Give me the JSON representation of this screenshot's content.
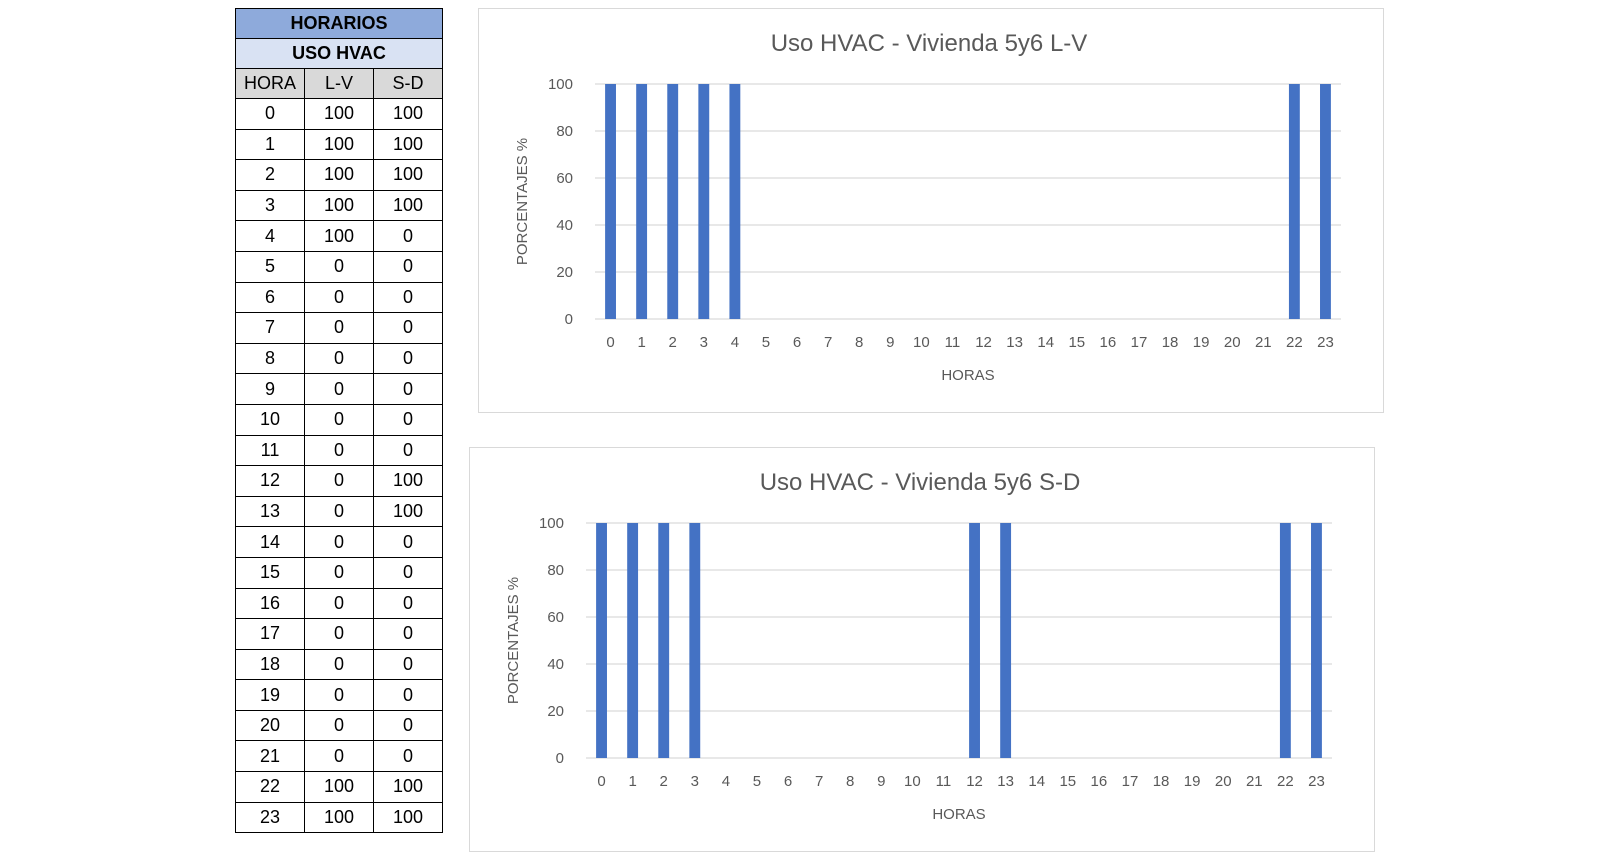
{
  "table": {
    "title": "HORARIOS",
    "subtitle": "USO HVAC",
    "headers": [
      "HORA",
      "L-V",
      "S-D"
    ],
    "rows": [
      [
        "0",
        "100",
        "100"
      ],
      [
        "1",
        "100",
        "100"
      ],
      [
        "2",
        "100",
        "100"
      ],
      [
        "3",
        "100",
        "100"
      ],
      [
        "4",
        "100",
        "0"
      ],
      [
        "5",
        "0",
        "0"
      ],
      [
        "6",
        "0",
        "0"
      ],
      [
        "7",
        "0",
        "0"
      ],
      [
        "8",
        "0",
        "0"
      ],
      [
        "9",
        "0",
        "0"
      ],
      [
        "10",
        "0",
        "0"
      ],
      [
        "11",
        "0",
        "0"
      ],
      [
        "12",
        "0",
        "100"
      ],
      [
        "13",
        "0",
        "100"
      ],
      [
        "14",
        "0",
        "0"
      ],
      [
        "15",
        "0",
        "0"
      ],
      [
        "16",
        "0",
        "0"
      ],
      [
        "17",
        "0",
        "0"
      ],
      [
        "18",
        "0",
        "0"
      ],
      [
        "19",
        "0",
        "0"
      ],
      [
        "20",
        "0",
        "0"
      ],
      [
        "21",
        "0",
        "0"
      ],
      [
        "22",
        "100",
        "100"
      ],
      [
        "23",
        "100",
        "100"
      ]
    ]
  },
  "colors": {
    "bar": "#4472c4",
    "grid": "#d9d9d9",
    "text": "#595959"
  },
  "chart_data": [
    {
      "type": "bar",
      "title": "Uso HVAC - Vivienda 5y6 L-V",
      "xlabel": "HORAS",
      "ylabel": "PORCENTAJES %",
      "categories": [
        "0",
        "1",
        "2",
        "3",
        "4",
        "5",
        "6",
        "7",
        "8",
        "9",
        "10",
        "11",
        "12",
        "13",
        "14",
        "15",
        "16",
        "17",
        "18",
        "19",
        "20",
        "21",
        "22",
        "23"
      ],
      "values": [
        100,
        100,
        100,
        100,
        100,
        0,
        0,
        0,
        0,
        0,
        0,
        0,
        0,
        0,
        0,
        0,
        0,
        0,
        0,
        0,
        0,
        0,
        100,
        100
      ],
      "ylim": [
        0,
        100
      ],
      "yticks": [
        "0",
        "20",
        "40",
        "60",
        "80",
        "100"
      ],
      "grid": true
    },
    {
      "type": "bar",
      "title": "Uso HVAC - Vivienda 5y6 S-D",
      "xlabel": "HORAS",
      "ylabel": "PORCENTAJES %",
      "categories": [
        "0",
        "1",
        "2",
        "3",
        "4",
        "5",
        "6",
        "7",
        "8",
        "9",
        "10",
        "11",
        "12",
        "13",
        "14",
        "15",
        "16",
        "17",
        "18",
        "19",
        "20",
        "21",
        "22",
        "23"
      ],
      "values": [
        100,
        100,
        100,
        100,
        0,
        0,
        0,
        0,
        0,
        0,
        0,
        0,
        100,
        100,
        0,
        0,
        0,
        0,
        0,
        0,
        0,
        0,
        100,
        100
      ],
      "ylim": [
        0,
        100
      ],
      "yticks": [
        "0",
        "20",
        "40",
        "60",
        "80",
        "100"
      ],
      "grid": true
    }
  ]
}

* [What is expected]: Omit the images and transcribe all of the records above word for word.

* [Solution for this task]:
Give me the JSON representation of this screenshot's content.
{
  "table": {
    "title": "HORARIOS",
    "subtitle": "USO HVAC",
    "headers": [
      "HORA",
      "L-V",
      "S-D"
    ],
    "rows": [
      [
        "0",
        "100",
        "100"
      ],
      [
        "1",
        "100",
        "100"
      ],
      [
        "2",
        "100",
        "100"
      ],
      [
        "3",
        "100",
        "100"
      ],
      [
        "4",
        "100",
        "0"
      ],
      [
        "5",
        "0",
        "0"
      ],
      [
        "6",
        "0",
        "0"
      ],
      [
        "7",
        "0",
        "0"
      ],
      [
        "8",
        "0",
        "0"
      ],
      [
        "9",
        "0",
        "0"
      ],
      [
        "10",
        "0",
        "0"
      ],
      [
        "11",
        "0",
        "0"
      ],
      [
        "12",
        "0",
        "100"
      ],
      [
        "13",
        "0",
        "100"
      ],
      [
        "14",
        "0",
        "0"
      ],
      [
        "15",
        "0",
        "0"
      ],
      [
        "16",
        "0",
        "0"
      ],
      [
        "17",
        "0",
        "0"
      ],
      [
        "18",
        "0",
        "0"
      ],
      [
        "19",
        "0",
        "0"
      ],
      [
        "20",
        "0",
        "0"
      ],
      [
        "21",
        "0",
        "0"
      ],
      [
        "22",
        "100",
        "100"
      ],
      [
        "23",
        "100",
        "100"
      ]
    ]
  },
  "colors": {
    "bar": "#4472c4",
    "grid": "#d9d9d9",
    "text": "#595959"
  },
  "chart_data": [
    {
      "type": "bar",
      "title": "Uso HVAC - Vivienda 5y6 L-V",
      "xlabel": "HORAS",
      "ylabel": "PORCENTAJES %",
      "categories": [
        "0",
        "1",
        "2",
        "3",
        "4",
        "5",
        "6",
        "7",
        "8",
        "9",
        "10",
        "11",
        "12",
        "13",
        "14",
        "15",
        "16",
        "17",
        "18",
        "19",
        "20",
        "21",
        "22",
        "23"
      ],
      "values": [
        100,
        100,
        100,
        100,
        100,
        0,
        0,
        0,
        0,
        0,
        0,
        0,
        0,
        0,
        0,
        0,
        0,
        0,
        0,
        0,
        0,
        0,
        100,
        100
      ],
      "ylim": [
        0,
        100
      ],
      "yticks": [
        "0",
        "20",
        "40",
        "60",
        "80",
        "100"
      ],
      "grid": true
    },
    {
      "type": "bar",
      "title": "Uso HVAC - Vivienda 5y6 S-D",
      "xlabel": "HORAS",
      "ylabel": "PORCENTAJES %",
      "categories": [
        "0",
        "1",
        "2",
        "3",
        "4",
        "5",
        "6",
        "7",
        "8",
        "9",
        "10",
        "11",
        "12",
        "13",
        "14",
        "15",
        "16",
        "17",
        "18",
        "19",
        "20",
        "21",
        "22",
        "23"
      ],
      "values": [
        100,
        100,
        100,
        100,
        0,
        0,
        0,
        0,
        0,
        0,
        0,
        0,
        100,
        100,
        0,
        0,
        0,
        0,
        0,
        0,
        0,
        0,
        100,
        100
      ],
      "ylim": [
        0,
        100
      ],
      "yticks": [
        "0",
        "20",
        "40",
        "60",
        "80",
        "100"
      ],
      "grid": true
    }
  ]
}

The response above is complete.